=== Aim ===
Pick out each line in these entries that contains the string "source".

[Extracted records]
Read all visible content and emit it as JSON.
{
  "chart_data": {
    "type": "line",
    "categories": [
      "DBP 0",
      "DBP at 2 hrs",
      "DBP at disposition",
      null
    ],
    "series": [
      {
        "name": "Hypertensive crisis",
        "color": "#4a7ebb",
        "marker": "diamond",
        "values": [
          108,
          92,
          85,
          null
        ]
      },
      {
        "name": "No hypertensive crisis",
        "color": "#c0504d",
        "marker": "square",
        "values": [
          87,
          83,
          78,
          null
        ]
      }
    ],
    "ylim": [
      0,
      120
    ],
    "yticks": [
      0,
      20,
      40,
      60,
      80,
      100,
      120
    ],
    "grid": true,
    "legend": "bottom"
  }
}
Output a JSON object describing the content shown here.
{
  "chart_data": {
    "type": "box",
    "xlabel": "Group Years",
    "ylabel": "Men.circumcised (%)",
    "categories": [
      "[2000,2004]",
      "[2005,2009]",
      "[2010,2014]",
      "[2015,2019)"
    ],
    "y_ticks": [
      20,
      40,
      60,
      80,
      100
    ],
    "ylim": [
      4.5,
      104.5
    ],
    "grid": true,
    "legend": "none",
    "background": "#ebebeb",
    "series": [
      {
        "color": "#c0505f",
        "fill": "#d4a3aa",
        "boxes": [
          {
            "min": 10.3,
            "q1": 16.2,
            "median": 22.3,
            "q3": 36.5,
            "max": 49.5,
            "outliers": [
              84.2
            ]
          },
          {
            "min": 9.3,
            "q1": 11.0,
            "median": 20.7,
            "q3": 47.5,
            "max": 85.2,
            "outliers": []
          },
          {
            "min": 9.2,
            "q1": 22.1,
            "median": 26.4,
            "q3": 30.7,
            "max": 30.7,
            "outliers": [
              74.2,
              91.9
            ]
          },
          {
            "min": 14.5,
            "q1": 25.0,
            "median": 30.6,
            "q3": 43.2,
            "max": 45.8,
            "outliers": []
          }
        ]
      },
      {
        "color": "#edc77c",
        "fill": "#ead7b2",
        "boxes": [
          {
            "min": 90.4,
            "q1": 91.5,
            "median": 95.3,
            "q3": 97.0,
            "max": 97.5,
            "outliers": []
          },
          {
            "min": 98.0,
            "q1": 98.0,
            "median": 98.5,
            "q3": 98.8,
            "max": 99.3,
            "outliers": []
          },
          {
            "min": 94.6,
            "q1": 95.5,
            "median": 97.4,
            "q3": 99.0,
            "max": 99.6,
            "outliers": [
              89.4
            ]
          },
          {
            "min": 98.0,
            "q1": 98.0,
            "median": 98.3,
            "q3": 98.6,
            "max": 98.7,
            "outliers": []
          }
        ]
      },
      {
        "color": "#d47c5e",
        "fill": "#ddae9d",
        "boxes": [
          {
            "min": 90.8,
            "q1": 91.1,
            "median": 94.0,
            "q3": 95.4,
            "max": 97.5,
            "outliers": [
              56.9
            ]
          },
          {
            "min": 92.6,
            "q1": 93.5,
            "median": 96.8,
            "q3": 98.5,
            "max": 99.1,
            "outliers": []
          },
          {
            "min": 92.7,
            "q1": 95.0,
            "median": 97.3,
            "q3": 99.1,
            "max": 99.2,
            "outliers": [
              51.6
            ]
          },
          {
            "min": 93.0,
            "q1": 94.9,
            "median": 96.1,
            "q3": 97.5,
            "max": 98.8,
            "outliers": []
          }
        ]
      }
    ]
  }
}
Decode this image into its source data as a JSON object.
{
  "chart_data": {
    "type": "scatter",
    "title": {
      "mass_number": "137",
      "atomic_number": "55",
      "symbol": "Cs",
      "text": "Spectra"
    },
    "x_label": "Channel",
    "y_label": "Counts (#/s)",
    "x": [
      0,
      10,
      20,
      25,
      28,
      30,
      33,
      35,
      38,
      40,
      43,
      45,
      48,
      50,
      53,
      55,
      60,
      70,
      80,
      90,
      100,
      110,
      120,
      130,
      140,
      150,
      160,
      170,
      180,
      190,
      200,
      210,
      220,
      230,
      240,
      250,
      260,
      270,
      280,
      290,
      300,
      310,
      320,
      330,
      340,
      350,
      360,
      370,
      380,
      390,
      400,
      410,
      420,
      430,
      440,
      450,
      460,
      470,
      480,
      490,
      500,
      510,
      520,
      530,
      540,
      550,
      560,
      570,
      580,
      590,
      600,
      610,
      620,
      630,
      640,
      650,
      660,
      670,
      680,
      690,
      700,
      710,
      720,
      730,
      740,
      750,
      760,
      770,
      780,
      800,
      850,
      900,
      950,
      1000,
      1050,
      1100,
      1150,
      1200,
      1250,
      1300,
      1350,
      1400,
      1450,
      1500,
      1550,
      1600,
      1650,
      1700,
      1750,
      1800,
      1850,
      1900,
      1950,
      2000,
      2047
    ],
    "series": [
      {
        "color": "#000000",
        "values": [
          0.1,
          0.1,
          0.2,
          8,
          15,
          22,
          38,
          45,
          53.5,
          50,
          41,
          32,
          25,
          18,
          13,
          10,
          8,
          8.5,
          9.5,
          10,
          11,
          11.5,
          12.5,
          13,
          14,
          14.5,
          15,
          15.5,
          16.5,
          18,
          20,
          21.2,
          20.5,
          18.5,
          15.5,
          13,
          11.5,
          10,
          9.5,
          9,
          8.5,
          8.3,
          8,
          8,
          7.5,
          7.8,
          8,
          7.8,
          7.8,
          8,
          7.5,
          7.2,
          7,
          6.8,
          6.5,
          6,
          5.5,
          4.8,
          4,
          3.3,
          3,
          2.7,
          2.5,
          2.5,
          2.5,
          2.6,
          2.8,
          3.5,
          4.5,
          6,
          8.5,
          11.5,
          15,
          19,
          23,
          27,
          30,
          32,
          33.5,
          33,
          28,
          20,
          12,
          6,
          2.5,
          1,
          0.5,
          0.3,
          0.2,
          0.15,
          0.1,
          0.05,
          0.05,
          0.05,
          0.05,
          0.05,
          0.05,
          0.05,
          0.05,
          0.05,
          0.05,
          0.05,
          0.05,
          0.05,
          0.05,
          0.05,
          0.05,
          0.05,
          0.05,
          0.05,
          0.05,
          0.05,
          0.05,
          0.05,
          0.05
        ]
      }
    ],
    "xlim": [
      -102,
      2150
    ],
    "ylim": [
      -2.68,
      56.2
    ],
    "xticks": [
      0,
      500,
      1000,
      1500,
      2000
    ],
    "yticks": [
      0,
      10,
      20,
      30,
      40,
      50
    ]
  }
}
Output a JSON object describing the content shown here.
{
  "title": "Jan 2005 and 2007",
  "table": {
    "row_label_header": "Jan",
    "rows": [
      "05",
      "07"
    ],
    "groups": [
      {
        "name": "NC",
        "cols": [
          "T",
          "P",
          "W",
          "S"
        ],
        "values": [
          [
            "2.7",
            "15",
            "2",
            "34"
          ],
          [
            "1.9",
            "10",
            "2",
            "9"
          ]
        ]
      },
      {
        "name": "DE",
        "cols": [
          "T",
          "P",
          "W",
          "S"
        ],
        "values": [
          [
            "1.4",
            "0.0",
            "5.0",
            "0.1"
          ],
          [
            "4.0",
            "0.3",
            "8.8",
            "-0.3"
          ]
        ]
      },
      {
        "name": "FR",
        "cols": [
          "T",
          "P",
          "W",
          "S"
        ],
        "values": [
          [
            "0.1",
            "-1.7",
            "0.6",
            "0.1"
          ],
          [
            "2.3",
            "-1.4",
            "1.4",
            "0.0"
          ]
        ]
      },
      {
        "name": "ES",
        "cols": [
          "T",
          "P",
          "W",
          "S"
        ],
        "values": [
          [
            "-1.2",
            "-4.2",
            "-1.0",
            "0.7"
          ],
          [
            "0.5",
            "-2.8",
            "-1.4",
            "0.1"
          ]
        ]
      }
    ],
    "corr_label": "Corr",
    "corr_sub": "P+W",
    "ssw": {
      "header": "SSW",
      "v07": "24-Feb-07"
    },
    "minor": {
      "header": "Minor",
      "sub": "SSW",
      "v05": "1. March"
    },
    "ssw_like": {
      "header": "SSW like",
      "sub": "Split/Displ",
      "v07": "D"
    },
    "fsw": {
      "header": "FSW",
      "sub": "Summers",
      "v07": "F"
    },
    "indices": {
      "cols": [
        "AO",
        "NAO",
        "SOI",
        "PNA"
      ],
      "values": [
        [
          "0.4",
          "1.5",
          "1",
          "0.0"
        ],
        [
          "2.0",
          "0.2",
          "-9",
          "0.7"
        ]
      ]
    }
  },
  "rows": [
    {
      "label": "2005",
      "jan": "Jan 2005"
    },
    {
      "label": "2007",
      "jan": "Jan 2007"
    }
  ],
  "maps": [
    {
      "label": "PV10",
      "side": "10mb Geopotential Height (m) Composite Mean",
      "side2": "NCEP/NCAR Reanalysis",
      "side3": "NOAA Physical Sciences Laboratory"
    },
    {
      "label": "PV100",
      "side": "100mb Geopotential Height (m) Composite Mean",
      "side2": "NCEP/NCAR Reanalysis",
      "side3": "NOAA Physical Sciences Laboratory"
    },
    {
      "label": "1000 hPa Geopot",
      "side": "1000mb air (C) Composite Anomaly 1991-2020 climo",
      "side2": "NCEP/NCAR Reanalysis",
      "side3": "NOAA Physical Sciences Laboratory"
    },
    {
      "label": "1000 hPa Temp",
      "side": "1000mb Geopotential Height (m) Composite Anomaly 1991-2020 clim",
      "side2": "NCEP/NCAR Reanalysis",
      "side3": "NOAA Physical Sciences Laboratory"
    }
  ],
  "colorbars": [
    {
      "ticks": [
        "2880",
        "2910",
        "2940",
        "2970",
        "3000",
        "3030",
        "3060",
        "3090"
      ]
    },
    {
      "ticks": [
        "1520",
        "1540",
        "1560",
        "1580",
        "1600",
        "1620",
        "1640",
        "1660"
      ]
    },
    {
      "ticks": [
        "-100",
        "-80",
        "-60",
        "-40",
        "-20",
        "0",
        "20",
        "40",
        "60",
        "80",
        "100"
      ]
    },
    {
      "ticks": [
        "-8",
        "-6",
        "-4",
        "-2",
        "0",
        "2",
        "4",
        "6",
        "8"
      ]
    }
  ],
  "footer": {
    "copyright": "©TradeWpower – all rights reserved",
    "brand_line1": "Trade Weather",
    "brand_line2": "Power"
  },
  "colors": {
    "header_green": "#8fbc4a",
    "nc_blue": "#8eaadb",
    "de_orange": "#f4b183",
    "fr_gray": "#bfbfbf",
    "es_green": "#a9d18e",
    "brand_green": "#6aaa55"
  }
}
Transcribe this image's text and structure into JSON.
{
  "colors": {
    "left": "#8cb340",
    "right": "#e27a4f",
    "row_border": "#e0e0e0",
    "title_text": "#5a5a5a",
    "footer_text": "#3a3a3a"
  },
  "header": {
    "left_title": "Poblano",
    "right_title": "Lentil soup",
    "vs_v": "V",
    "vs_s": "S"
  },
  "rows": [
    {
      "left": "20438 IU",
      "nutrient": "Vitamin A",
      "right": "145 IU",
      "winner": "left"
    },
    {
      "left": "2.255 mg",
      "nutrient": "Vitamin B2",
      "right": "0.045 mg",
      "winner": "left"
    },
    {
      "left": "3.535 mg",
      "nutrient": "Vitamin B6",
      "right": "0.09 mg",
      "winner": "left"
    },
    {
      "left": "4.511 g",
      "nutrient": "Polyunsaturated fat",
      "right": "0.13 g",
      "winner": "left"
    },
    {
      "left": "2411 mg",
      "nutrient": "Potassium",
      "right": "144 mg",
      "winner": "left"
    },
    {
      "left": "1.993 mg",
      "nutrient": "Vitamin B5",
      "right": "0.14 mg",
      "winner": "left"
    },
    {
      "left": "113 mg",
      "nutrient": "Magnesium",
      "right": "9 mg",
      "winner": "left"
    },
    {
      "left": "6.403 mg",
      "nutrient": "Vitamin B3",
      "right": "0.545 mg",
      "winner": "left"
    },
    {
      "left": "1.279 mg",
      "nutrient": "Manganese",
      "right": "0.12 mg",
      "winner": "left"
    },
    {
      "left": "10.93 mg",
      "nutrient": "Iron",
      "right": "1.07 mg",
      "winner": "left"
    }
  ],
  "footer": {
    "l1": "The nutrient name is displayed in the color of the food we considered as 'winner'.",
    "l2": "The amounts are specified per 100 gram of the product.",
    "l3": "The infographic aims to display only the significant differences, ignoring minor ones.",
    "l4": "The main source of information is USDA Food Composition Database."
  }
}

=== Finished exercise ===
Decode this image into its source data as a JSON object.
    "l4": "The main source of information is USDA Food Composition Database."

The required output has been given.